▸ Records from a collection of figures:
******************************

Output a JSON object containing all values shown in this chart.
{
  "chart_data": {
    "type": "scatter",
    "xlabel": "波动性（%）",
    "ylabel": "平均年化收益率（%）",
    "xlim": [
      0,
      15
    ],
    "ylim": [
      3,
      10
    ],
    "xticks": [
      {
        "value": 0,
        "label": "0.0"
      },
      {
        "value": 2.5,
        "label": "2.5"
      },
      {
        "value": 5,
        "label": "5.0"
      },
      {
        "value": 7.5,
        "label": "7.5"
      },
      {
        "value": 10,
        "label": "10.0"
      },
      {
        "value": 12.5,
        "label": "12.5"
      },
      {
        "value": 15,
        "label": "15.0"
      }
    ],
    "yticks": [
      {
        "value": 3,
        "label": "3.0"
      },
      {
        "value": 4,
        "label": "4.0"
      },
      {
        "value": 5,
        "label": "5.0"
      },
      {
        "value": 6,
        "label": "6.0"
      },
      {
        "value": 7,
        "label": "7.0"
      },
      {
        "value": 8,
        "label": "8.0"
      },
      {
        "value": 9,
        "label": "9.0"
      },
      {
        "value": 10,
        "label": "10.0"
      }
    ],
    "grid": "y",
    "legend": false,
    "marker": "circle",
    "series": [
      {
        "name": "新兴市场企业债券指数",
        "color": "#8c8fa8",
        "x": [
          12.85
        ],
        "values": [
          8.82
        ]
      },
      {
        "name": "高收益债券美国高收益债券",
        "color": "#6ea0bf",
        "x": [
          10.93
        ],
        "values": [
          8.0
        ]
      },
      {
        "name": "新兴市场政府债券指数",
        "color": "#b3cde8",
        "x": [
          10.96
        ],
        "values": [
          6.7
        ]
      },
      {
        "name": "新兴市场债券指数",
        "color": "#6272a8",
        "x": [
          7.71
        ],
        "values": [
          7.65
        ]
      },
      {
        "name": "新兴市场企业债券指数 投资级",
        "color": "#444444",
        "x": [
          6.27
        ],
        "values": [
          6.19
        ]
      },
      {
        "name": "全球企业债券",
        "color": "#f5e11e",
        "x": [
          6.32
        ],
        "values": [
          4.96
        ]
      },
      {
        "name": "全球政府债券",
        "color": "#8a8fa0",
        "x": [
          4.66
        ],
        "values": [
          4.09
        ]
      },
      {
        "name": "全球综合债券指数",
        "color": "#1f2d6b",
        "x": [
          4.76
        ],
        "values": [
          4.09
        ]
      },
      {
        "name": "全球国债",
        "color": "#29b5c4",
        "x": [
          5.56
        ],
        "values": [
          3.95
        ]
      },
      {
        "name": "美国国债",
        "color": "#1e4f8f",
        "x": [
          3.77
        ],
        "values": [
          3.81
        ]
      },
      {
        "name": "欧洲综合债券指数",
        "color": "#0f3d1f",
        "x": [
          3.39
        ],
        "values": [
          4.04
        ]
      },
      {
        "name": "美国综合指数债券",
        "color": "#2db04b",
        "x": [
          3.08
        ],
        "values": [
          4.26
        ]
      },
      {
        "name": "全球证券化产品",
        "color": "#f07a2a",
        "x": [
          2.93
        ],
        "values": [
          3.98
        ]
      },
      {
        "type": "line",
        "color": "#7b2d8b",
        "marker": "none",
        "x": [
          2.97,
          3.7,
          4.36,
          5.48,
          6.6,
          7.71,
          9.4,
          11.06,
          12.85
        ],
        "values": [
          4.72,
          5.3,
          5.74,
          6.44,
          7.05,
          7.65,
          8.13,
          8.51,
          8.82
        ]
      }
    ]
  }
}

******************************

▸ Objective: Exactly reproduce all of the entries above.

▸ Solution for this exercise:
Output a JSON object containing all values shown in this chart.
{
  "chart_data": {
    "type": "scatter",
    "xlabel": "波动性（%）",
    "ylabel": "平均年化收益率（%）",
    "xlim": [
      0,
      15
    ],
    "ylim": [
      3,
      10
    ],
    "xticks": [
      {
        "value": 0,
        "label": "0.0"
      },
      {
        "value": 2.5,
        "label": "2.5"
      },
      {
        "value": 5,
        "label": "5.0"
      },
      {
        "value": 7.5,
        "label": "7.5"
      },
      {
        "value": 10,
        "label": "10.0"
      },
      {
        "value": 12.5,
        "label": "12.5"
      },
      {
        "value": 15,
        "label": "15.0"
      }
    ],
    "yticks": [
      {
        "value": 3,
        "label": "3.0"
      },
      {
        "value": 4,
        "label": "4.0"
      },
      {
        "value": 5,
        "label": "5.0"
      },
      {
        "value": 6,
        "label": "6.0"
      },
      {
        "value": 7,
        "label": "7.0"
      },
      {
        "value": 8,
        "label": "8.0"
      },
      {
        "value": 9,
        "label": "9.0"
      },
      {
        "value": 10,
        "label": "10.0"
      }
    ],
    "grid": "y",
    "legend": false,
    "marker": "circle",
    "series": [
      {
        "name": "新兴市场企业债券指数",
        "color": "#8c8fa8",
        "x": [
          12.85
        ],
        "values": [
          8.82
        ]
      },
      {
        "name": "高收益债券美国高收益债券",
        "color": "#6ea0bf",
        "x": [
          10.93
        ],
        "values": [
          8.0
        ]
      },
      {
        "name": "新兴市场政府债券指数",
        "color": "#b3cde8",
        "x": [
          10.96
        ],
        "values": [
          6.7
        ]
      },
      {
        "name": "新兴市场债券指数",
        "color": "#6272a8",
        "x": [
          7.71
        ],
        "values": [
          7.65
        ]
      },
      {
        "name": "新兴市场企业债券指数 投资级",
        "color": "#444444",
        "x": [
          6.27
        ],
        "values": [
          6.19
        ]
      },
      {
        "name": "全球企业债券",
        "color": "#f5e11e",
        "x": [
          6.32
        ],
        "values": [
          4.96
        ]
      },
      {
        "name": "全球政府债券",
        "color": "#8a8fa0",
        "x": [
          4.66
        ],
        "values": [
          4.09
        ]
      },
      {
        "name": "全球综合债券指数",
        "color": "#1f2d6b",
        "x": [
          4.76
        ],
        "values": [
          4.09
        ]
      },
      {
        "name": "全球国债",
        "color": "#29b5c4",
        "x": [
          5.56
        ],
        "values": [
          3.95
        ]
      },
      {
        "name": "美国国债",
        "color": "#1e4f8f",
        "x": [
          3.77
        ],
        "values": [
          3.81
        ]
      },
      {
        "name": "欧洲综合债券指数",
        "color": "#0f3d1f",
        "x": [
          3.39
        ],
        "values": [
          4.04
        ]
      },
      {
        "name": "美国综合指数债券",
        "color": "#2db04b",
        "x": [
          3.08
        ],
        "values": [
          4.26
        ]
      },
      {
        "name": "全球证券化产品",
        "color": "#f07a2a",
        "x": [
          2.93
        ],
        "values": [
          3.98
        ]
      },
      {
        "type": "line",
        "color": "#7b2d8b",
        "marker": "none",
        "x": [
          2.97,
          3.7,
          4.36,
          5.48,
          6.6,
          7.71,
          9.4,
          11.06,
          12.85
        ],
        "values": [
          4.72,
          5.3,
          5.74,
          6.44,
          7.05,
          7.65,
          8.13,
          8.51,
          8.82
        ]
      }
    ]
  }
}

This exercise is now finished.